[Start Input material]

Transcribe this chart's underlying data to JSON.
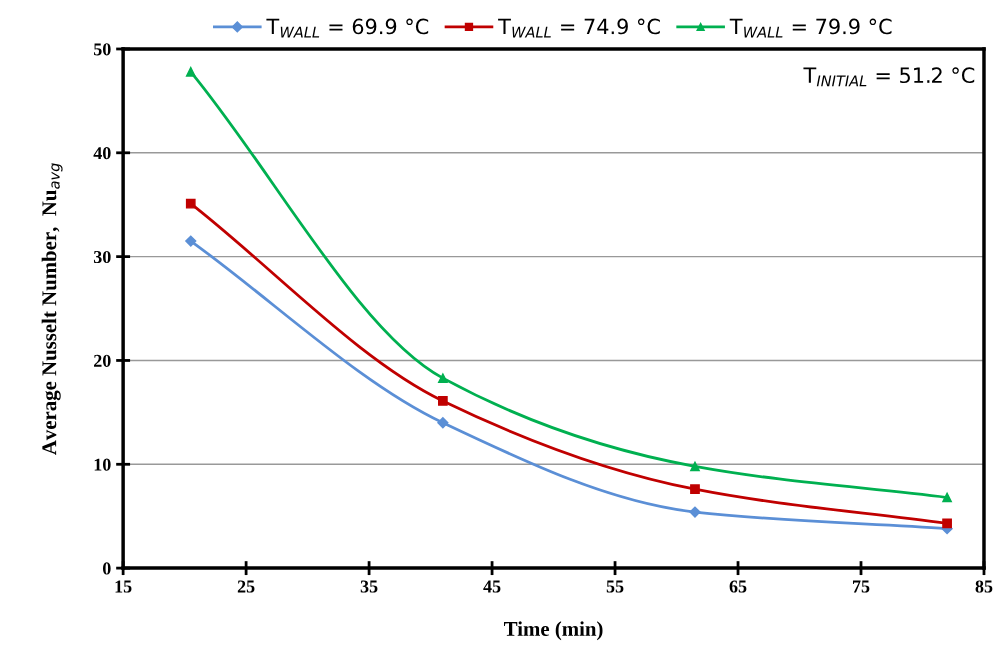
{
  "chart_data": {
    "type": "line",
    "xlabel": "Time (min)",
    "ylabel": "Average Nusselt Number,  Nu$_{avg}$",
    "x": [
      20.5,
      41,
      61.5,
      82
    ],
    "series": [
      {
        "name": "T$_{WALL}$ = 69.9 °C",
        "color": "#5b8fd6",
        "marker": "diamond",
        "values": [
          31.5,
          14.0,
          5.4,
          3.8
        ]
      },
      {
        "name": "T$_{WALL}$ = 74.9 °C",
        "color": "#c00000",
        "marker": "square",
        "values": [
          35.1,
          16.1,
          7.6,
          4.3
        ]
      },
      {
        "name": "T$_{WALL}$ = 79.9 °C",
        "color": "#00b050",
        "marker": "triangle",
        "values": [
          47.8,
          18.3,
          9.8,
          6.8
        ]
      }
    ],
    "xlim": [
      15,
      85
    ],
    "xticks": [
      15,
      25,
      35,
      45,
      55,
      65,
      75,
      85
    ],
    "ylim": [
      0,
      50
    ],
    "yticks": [
      0,
      10,
      20,
      30,
      40,
      50
    ],
    "grid": "y",
    "legend": "top",
    "line_style": "solid",
    "annotations": [
      "T$_{INITIAL}$ = 51.2 °C"
    ]
  }
}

[End Input material]

Your goal: Where does the word "WALL" appear? Return each line that holds it.

Exercise output:
        "name": "T$_{WALL}$ = 69.9 °C",
        "name": "T$_{WALL}$ = 74.9 °C",
        "name": "T$_{WALL}$ = 79.9 °C",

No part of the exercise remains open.